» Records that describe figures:
━━━━━━━━━━━━━━━━━━━━━━━━━━━━━━

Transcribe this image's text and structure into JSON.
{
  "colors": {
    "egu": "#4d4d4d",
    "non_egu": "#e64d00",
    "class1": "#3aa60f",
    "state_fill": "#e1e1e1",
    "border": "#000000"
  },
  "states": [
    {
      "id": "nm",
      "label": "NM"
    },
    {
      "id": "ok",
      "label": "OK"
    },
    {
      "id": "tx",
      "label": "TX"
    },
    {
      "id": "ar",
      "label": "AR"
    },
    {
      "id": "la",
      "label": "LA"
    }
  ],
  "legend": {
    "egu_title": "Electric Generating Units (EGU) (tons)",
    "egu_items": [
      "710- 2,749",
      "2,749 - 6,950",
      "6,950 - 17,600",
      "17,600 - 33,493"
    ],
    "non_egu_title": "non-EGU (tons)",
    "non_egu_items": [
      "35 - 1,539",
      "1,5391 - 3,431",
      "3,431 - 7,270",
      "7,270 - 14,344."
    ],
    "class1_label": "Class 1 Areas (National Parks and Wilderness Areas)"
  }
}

━━━━━━━━━━━━━━━━━━━━━━━━━━━━━━

» What to work on:
Note how many lines in the material hold the word "tons", and give that number with nothing added.

» In response:
2